(Data entries)

↓↓↓

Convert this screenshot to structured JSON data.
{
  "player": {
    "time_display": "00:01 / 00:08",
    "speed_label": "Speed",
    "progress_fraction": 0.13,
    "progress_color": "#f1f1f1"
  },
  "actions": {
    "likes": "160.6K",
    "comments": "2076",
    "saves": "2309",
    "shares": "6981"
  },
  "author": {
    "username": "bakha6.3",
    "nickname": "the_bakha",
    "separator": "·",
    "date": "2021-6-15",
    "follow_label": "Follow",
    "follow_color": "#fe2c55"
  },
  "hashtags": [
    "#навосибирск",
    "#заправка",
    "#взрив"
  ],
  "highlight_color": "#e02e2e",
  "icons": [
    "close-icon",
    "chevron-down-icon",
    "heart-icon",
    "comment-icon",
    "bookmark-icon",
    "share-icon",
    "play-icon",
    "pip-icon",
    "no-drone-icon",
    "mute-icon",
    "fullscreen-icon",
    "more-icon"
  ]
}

↑↑↑
↓↓↓

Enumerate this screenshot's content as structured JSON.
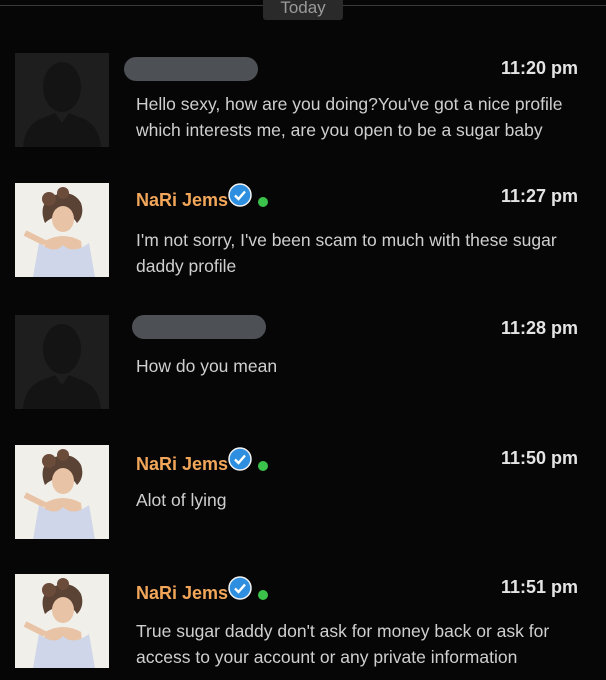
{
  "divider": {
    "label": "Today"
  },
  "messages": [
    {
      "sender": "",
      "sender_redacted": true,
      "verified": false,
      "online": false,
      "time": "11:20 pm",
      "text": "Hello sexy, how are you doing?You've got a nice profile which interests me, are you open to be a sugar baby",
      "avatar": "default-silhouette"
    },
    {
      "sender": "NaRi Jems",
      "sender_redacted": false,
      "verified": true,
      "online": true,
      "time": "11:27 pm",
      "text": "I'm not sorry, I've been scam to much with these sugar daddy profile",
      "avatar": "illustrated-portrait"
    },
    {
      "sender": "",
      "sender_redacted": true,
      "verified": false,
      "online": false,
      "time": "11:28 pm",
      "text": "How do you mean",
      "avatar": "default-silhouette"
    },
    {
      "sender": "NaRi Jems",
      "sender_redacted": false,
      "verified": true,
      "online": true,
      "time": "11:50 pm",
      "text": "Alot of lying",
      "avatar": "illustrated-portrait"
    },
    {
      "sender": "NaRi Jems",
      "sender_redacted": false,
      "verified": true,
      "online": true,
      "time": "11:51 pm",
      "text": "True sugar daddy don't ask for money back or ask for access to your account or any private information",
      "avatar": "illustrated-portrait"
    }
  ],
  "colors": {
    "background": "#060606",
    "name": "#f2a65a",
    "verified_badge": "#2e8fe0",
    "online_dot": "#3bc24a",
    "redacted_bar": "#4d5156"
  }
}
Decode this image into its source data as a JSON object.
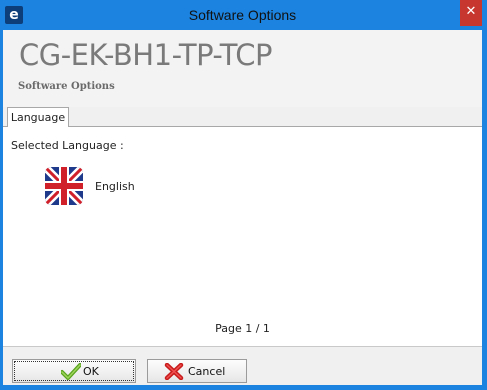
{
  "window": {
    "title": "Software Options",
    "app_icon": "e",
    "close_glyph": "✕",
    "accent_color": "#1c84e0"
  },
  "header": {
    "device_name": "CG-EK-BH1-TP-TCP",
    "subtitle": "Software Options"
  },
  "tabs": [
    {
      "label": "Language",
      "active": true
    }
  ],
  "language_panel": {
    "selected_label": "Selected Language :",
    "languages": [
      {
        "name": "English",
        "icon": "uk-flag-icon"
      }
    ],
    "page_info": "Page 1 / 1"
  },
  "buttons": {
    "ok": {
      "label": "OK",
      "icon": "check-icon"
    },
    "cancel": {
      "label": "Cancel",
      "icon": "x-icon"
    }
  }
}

↑↑↑
↓↓↓

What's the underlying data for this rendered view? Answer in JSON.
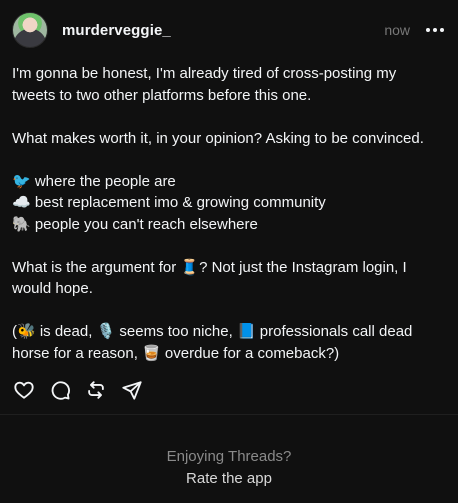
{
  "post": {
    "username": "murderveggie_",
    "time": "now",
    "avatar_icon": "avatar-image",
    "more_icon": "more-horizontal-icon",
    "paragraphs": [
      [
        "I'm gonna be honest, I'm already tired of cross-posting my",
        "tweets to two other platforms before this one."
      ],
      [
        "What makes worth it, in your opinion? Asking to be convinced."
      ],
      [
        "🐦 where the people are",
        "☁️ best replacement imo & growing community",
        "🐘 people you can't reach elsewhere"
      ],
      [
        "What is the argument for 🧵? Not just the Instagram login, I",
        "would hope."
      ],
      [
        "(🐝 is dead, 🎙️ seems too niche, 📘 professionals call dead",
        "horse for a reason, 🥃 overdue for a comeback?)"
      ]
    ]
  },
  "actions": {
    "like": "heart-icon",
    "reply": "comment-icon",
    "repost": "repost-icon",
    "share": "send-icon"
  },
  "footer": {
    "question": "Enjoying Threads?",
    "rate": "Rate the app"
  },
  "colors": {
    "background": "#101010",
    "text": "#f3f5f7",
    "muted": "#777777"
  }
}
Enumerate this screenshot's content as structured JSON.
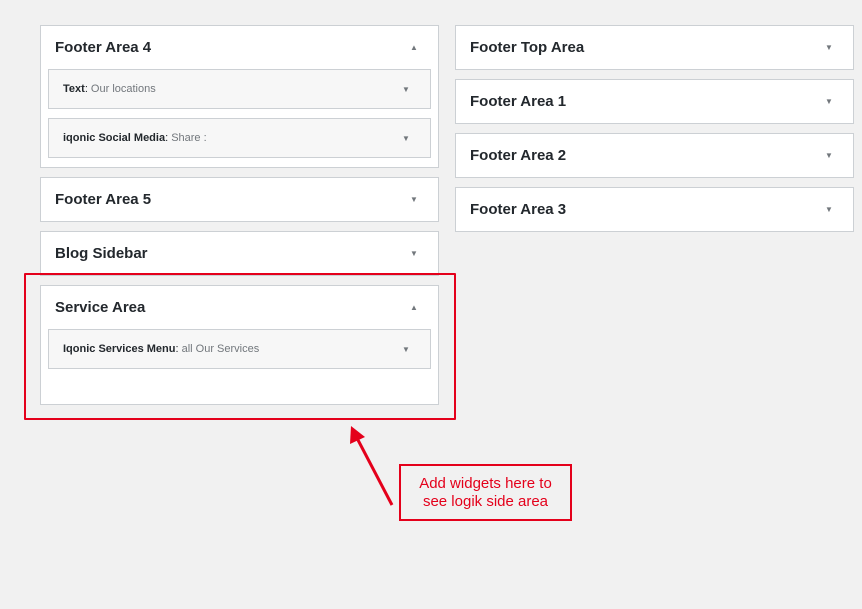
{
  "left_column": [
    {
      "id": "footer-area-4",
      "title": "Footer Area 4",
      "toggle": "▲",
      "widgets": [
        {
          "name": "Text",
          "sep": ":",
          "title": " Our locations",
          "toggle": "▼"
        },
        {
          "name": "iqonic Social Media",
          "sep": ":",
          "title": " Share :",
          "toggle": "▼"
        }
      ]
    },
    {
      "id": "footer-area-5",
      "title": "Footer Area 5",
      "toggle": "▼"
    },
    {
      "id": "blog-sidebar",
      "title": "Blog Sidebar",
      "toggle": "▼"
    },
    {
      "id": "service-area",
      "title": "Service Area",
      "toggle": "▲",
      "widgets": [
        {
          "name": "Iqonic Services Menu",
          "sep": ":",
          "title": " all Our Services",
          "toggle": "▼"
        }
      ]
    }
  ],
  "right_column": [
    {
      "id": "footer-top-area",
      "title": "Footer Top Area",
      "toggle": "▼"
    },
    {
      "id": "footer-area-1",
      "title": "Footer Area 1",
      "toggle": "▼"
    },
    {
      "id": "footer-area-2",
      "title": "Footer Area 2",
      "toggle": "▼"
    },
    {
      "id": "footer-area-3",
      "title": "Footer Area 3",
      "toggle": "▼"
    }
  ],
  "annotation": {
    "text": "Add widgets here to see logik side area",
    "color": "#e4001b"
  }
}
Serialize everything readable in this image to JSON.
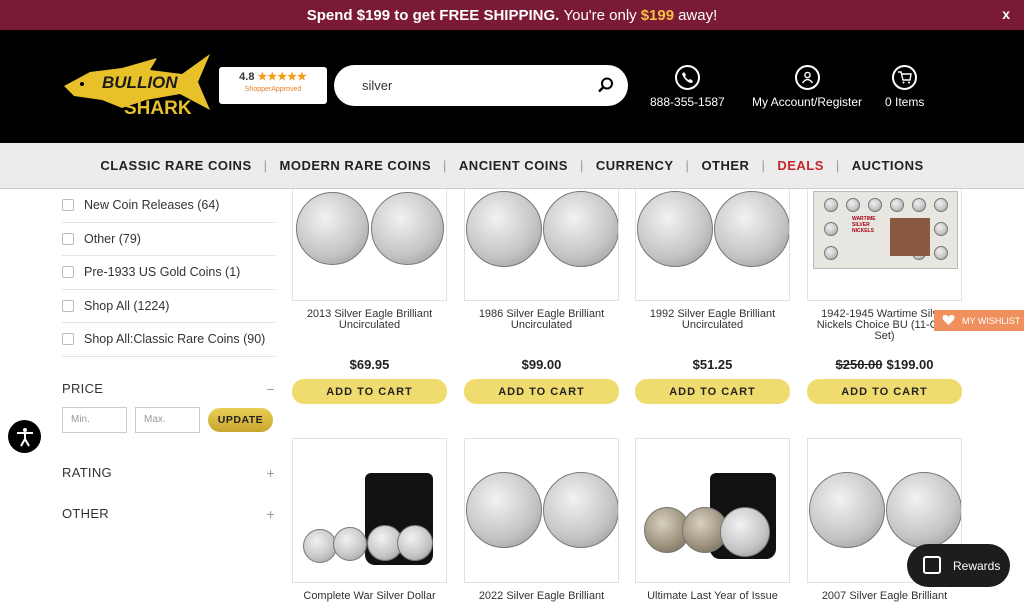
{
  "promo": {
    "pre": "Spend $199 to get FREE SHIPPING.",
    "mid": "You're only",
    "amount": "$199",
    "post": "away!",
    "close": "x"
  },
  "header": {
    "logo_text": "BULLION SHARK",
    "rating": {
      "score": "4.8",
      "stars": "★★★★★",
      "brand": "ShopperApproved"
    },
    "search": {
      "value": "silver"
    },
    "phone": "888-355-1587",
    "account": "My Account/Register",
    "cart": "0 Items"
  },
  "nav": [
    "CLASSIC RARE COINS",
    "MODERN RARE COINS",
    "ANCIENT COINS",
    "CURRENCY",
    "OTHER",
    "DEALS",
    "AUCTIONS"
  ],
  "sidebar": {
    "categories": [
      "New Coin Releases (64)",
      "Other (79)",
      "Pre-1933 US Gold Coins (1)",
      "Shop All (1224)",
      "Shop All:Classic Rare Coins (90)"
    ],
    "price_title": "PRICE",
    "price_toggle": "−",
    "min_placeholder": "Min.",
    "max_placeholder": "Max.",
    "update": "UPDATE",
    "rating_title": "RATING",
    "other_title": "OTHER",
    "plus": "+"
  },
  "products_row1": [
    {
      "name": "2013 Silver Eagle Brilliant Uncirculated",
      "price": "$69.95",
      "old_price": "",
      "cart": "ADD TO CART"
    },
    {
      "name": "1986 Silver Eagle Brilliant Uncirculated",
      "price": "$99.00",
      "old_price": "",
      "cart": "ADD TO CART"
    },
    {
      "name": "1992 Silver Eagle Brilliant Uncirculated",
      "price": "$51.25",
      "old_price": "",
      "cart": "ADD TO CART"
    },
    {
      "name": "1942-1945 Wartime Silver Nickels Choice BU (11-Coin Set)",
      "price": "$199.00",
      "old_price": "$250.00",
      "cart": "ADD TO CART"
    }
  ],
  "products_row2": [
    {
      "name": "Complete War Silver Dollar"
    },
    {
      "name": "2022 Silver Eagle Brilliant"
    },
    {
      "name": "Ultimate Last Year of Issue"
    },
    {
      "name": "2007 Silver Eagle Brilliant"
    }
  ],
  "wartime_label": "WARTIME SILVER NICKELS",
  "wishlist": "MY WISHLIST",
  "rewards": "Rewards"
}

↑↑↑

**WHAT IS EXPECTED:** Among the entries above, how many lines hold the string "Uncirculated"? Give the number by itself.

**ANSWER FOR THIS EXERCISE:** 3